Repeat each entry word for word. Leave any images out of the copy.

Data entries
>> Start

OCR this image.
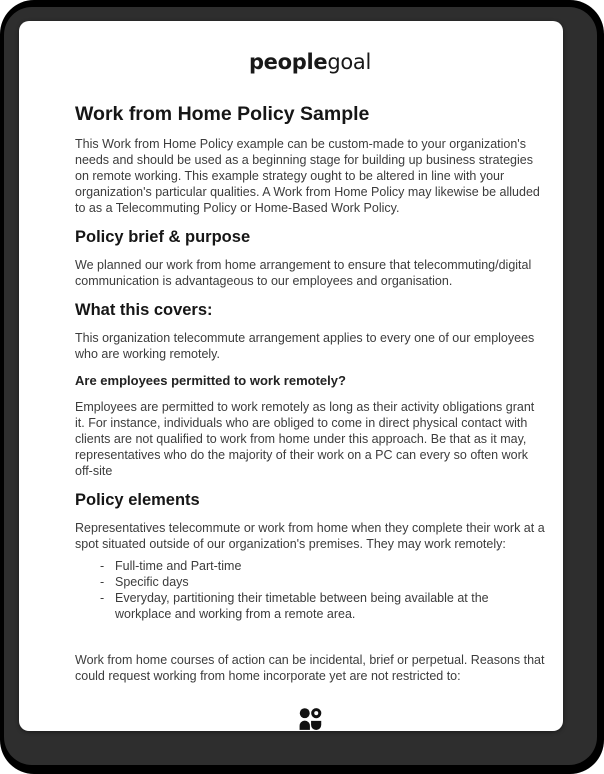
peoplegoal
Work from Home Policy Sample

This Work from Home Policy example can be custom-made to your organization's needs and should be used as a beginning stage for building up business strategies on remote working. This example strategy ought to be altered in line with your organization's particular qualities. A Work from Home Policy may likewise be alluded to as a Telecommuting Policy or Home-Based Work Policy.

Policy brief & purpose

We planned our work from home arrangement to ensure that telecommuting/digital communication is advantageous to our employees and organisation.

What this covers:

This organization telecommute arrangement applies to every one of our employees who are working remotely.

Are employees permitted to work remotely?

Employees are permitted to work remotely as long as their activity obligations grant it. For instance, individuals who are obliged to come in direct physical contact with clients are not qualified to work from home under this approach. Be that as it may, representatives who do the majority of their work on a PC can every so often work off-site

Policy elements

Representatives telecommute or work from home when they complete their work at a spot situated outside of our organization's premises. They may work remotely:

- Full-time and Part-time
- Specific days
- Everyday, partitioning their timetable between being available at the workplace and working from a remote area.

Work from home courses of action can be incidental, brief or perpetual. Reasons that could request working from home incorporate yet are not restricted to:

>> End

> Result below:
OCR this image.
peoplegoal
Work from Home Policy Sample

This Work from Home Policy example can be custom-made to your organization's needs and should be used as a beginning stage for building up business strategies on remote working. This example strategy ought to be altered in line with your organization's particular qualities. A Work from Home Policy may likewise be alluded to as a Telecommuting Policy or Home-Based Work Policy.

Policy brief & purpose

We planned our work from home arrangement to ensure that telecommuting/digital communication is advantageous to our employees and organisation.

What this covers:

This organization telecommute arrangement applies to every one of our employees who are working remotely.

Are employees permitted to work remotely?

Employees are permitted to work remotely as long as their activity obligations grant it. For instance, individuals who are obliged to come in direct physical contact with clients are not qualified to work from home under this approach. Be that as it may, representatives who do the majority of their work on a PC can every so often work off-site

Policy elements

Representatives telecommute or work from home when they complete their work at a spot situated outside of our organization's premises. They may work remotely:

- Full-time and Part-time
- Specific days
- Everyday, partitioning their timetable between being available at the workplace and working from a remote area.

Work from home courses of action can be incidental, brief or perpetual. Reasons that could request working from home incorporate yet are not restricted to:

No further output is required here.